Please write out the material below exactly as given.
......
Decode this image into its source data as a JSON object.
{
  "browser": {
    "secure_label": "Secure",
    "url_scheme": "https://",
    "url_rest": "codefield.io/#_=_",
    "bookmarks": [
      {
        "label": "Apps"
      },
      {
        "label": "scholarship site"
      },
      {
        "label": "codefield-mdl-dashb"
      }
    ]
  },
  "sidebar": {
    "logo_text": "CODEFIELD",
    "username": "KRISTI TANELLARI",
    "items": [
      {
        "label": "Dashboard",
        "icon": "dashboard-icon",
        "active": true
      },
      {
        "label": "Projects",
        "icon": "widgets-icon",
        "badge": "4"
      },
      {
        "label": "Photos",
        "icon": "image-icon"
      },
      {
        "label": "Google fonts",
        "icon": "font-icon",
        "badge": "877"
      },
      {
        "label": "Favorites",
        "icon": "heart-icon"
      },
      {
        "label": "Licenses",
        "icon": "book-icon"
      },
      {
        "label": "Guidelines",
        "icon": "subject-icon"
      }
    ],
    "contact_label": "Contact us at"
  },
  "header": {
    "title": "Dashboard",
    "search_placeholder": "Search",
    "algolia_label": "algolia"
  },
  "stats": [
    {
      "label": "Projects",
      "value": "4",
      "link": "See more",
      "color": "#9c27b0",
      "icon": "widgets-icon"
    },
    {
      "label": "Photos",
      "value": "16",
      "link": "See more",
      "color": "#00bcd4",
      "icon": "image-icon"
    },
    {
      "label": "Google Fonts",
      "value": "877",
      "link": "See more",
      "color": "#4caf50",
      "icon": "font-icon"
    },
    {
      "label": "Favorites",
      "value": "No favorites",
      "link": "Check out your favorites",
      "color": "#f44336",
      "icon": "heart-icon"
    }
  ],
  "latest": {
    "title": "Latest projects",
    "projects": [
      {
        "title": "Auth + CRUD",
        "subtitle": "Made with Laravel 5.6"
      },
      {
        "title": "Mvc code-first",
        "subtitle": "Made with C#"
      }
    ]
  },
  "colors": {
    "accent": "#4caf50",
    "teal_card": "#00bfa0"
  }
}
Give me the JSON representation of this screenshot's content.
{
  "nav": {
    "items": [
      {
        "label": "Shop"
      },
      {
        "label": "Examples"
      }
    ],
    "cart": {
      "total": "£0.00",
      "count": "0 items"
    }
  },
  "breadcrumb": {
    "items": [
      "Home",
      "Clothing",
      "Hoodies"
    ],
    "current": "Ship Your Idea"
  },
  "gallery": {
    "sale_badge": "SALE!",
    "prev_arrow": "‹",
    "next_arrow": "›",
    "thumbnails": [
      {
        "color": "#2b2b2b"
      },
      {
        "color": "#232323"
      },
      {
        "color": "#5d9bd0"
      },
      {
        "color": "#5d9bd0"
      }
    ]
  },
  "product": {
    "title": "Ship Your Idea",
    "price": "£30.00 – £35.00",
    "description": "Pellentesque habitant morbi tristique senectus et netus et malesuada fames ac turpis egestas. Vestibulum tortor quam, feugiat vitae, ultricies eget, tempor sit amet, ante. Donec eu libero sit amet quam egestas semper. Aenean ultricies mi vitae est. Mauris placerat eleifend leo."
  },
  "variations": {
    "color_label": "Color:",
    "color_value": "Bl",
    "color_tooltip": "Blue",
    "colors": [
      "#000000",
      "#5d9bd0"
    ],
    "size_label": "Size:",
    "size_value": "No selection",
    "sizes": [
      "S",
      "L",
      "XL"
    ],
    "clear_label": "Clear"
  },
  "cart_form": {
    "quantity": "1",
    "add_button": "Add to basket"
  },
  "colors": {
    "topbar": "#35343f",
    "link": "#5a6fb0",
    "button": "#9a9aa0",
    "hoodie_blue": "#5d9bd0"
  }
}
......
• _Expected answer_
Decode this image into its source data as a JSON object.
{
  "browser": {
    "secure_label": "Secure",
    "url_scheme": "https://",
    "url_rest": "codefield.io/#_=_",
    "bookmarks": [
      {
        "label": "Apps"
      },
      {
        "label": "scholarship site"
      },
      {
        "label": "codefield-mdl-dashb"
      }
    ]
  },
  "sidebar": {
    "logo_text": "CODEFIELD",
    "username": "KRISTI TANELLARI",
    "items": [
      {
        "label": "Dashboard",
        "icon": "dashboard-icon",
        "active": true
      },
      {
        "label": "Projects",
        "icon": "widgets-icon",
        "badge": "4"
      },
      {
        "label": "Photos",
        "icon": "image-icon"
      },
      {
        "label": "Google fonts",
        "icon": "font-icon",
        "badge": "877"
      },
      {
        "label": "Favorites",
        "icon": "heart-icon"
      },
      {
        "label": "Licenses",
        "icon": "book-icon"
      },
      {
        "label": "Guidelines",
        "icon": "subject-icon"
      }
    ],
    "contact_label": "Contact us at"
  },
  "header": {
    "title": "Dashboard",
    "search_placeholder": "Search",
    "algolia_label": "algolia"
  },
  "stats": [
    {
      "label": "Projects",
      "value": "4",
      "link": "See more",
      "color": "#9c27b0",
      "icon": "widgets-icon"
    },
    {
      "label": "Photos",
      "value": "16",
      "link": "See more",
      "color": "#00bcd4",
      "icon": "image-icon"
    },
    {
      "label": "Google Fonts",
      "value": "877",
      "link": "See more",
      "color": "#4caf50",
      "icon": "font-icon"
    },
    {
      "label": "Favorites",
      "value": "No favorites",
      "link": "Check out your favorites",
      "color": "#f44336",
      "icon": "heart-icon"
    }
  ],
  "latest": {
    "title": "Latest projects",
    "projects": [
      {
        "title": "Auth + CRUD",
        "subtitle": "Made with Laravel 5.6"
      },
      {
        "title": "Mvc code-first",
        "subtitle": "Made with C#"
      }
    ]
  },
  "colors": {
    "accent": "#4caf50",
    "teal_card": "#00bfa0"
  }
}
Give me the JSON representation of this screenshot's content.
{
  "nav": {
    "items": [
      {
        "label": "Shop"
      },
      {
        "label": "Examples"
      }
    ],
    "cart": {
      "total": "£0.00",
      "count": "0 items"
    }
  },
  "breadcrumb": {
    "items": [
      "Home",
      "Clothing",
      "Hoodies"
    ],
    "current": "Ship Your Idea"
  },
  "gallery": {
    "sale_badge": "SALE!",
    "prev_arrow": "‹",
    "next_arrow": "›",
    "thumbnails": [
      {
        "color": "#2b2b2b"
      },
      {
        "color": "#232323"
      },
      {
        "color": "#5d9bd0"
      },
      {
        "color": "#5d9bd0"
      }
    ]
  },
  "product": {
    "title": "Ship Your Idea",
    "price": "£30.00 – £35.00",
    "description": "Pellentesque habitant morbi tristique senectus et netus et malesuada fames ac turpis egestas. Vestibulum tortor quam, feugiat vitae, ultricies eget, tempor sit amet, ante. Donec eu libero sit amet quam egestas semper. Aenean ultricies mi vitae est. Mauris placerat eleifend leo."
  },
  "variations": {
    "color_label": "Color:",
    "color_value": "Bl",
    "color_tooltip": "Blue",
    "colors": [
      "#000000",
      "#5d9bd0"
    ],
    "size_label": "Size:",
    "size_value": "No selection",
    "sizes": [
      "S",
      "L",
      "XL"
    ],
    "clear_label": "Clear"
  },
  "cart_form": {
    "quantity": "1",
    "add_button": "Add to basket"
  },
  "colors": {
    "topbar": "#35343f",
    "link": "#5a6fb0",
    "button": "#9a9aa0",
    "hoodie_blue": "#5d9bd0"
  }
}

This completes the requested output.